> **Acciones a realizar**
1 – Responde estas preguntas sobre las reseñas de novelas:
(a) ¿Qué editorial publicó Una edad difícil?
(b) ¿Entre qué años vivió Elizabeth Taylor?
(c) ¿Qué editorial va a rescatar la obra de Taylor?
2 – ¿Qué personas aparecen nombradas en las reseñas de novelas? Enuméralas todas.
3 – ¿Puedes seguir escribiendo las reseñas de novelas a partir de la última frase, la que habla de los imprevistos derroteros de la historia?

── Texto para leer ──

La explosiva distopía de una gran narradora

¿Qué ocurriría en un mundo -futuro, futurísimo- del que se suponen desterradas la muerte y la individualidad si, un mal día, nace un individuo que no debería haber nacido y que, además, desborda el estricto límite de habitantes establecido? Éste es el punto de partida de El vivo, alucinante y compleja distopía -o utopía siniestra, como prefieran- con la que Anna Starobinets (1978), una de las escritoras rusas más sorprendentes de los últimos años, hace su entrada triunfal en la novela. Muchos lectores ya conocen el gramaje de Starobinets gracias a Una edad difícil, colección de relatos publicada el pasado año, también por Nevsky Prospects. Si aquel volumen fue bautizado como terror -y a menudo su cotidianidad subvertida helaba la sangre- éste sería de ciencia-ficción. Pero ambos superan sus marcos genéricos para volverse puros aguijones contra la realidad. Lean El vivo y, además de disfrutar sin tasa, se habrán hecho con toneladas de pistas para detectar engaños en los discursos que nos conforman.

Cómo resucitar (bien) a Austen un siglo después

Fue tal vez el ensordecedor bullicio generado por los «jóvenes airados» británicos de la segunda posguerra mundial el que hizo que algunas de sus compañeras de generación -sin duda menos dadas a vomitar sobre los demás el sábado por la noche- quedaran en un discreto segundo plano. Es el caso de Elizabeth Taylor (1912-1975), quien, aparte de compartir nombre con la gata de ojos violetas, fue autora de buen número de excelentes novelas y relatos en los que el papel central es ocupado por la clase media y media alta inglesa.

Taylor, cuya obra va a ser rescatada por Ático de los Libros, bebe a fondo de Jane Austen y de Charlotte Brontë, pero sabe dar a sus historias un giro impensable en tiempos de aquellas grandes damas. Así, La señorita Dashwood (1946) llegará a una mansión en declive cuyo dueño posee todas las virtudes para convertirse en su enamorado. Pero el mundo de entreguerras abunda en personajes que Austen no habría imaginado y, claro, la historia tomará imprevistos derroteros.

───
── Líneas de datos ──

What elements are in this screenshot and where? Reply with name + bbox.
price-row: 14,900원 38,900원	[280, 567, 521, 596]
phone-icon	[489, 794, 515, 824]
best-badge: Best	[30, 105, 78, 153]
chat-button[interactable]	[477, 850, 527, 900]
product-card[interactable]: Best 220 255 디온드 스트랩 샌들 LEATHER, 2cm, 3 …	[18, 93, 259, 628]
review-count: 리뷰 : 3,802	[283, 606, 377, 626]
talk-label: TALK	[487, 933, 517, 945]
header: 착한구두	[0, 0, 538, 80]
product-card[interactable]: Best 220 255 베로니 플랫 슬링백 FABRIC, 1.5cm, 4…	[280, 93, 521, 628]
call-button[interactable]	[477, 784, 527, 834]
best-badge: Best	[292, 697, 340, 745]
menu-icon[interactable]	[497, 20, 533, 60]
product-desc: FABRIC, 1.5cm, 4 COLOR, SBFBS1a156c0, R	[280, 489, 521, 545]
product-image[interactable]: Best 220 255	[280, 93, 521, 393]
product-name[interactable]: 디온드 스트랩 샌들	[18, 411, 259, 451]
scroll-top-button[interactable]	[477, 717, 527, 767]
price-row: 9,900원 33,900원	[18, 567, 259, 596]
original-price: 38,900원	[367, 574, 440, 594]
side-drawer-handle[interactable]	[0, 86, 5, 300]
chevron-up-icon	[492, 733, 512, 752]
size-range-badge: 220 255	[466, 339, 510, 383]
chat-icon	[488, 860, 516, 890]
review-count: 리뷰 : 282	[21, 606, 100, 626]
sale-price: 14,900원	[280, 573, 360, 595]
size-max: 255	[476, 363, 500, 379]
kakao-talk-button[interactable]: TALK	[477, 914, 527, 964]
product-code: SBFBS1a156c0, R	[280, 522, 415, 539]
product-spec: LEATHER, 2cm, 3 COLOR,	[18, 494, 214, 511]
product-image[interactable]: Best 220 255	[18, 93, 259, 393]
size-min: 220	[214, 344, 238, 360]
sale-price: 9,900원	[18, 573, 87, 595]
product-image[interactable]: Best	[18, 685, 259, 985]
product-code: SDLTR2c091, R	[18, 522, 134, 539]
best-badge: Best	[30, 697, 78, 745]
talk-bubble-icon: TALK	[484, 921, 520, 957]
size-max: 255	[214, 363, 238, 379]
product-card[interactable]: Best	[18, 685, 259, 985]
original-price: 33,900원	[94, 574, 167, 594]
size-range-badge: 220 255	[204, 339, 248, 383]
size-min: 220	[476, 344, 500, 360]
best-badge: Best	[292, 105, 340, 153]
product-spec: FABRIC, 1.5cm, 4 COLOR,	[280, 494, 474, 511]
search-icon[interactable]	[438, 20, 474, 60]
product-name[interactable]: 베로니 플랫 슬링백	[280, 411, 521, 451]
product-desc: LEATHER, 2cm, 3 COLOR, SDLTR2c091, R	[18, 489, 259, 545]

───

> **Resultados obtenidos**
1 –
(a) Nevsky Prospects.
(b) Entre 1912 y 1975.
(c) Ático de los Libros.

2 – Anna Starobinets, Elizabeth Taylor, Jane Austen y Charlotte Brontë.

3 –
La profunda mirada de Denton Welch

De Denton Welch (1915-1948) dejó dicho William Burroughs que pintaba todo aquello que se le ponía al alcance de la mano o de los ojos. Tal vez sea, en efecto, esa capacidad para deglutir hasta los gestos más triviales y devolvérselos al mundo trascendidos por su exacerbada sensibilidad el rasgo más característico del malogrado escritor y pintor inglés cuya obra está recuperando con mimo la editorial Alpha Decay.

Quienes recuerden la primera entrega de la «biblioteca Denton Welch» -aquel En la juventud está el placer (1944, 2011) en el que el autor estremecía, divertía y cautivaba al lector con las vivencias de sus vacaciones veraniegas de quinceañero- enlazarán de inmediato con el personaje que, ahora, un año después, recorre las páginas de Primer Viaje (1943). Un trimestre en un internado y un viaje a China para ver a su padre, en vísperas de la II Guerra Mundial, son toda la excusa argumental que necesita Welch para poner en pie un mundo arrebatado que ningún lector sensato dejará pasar.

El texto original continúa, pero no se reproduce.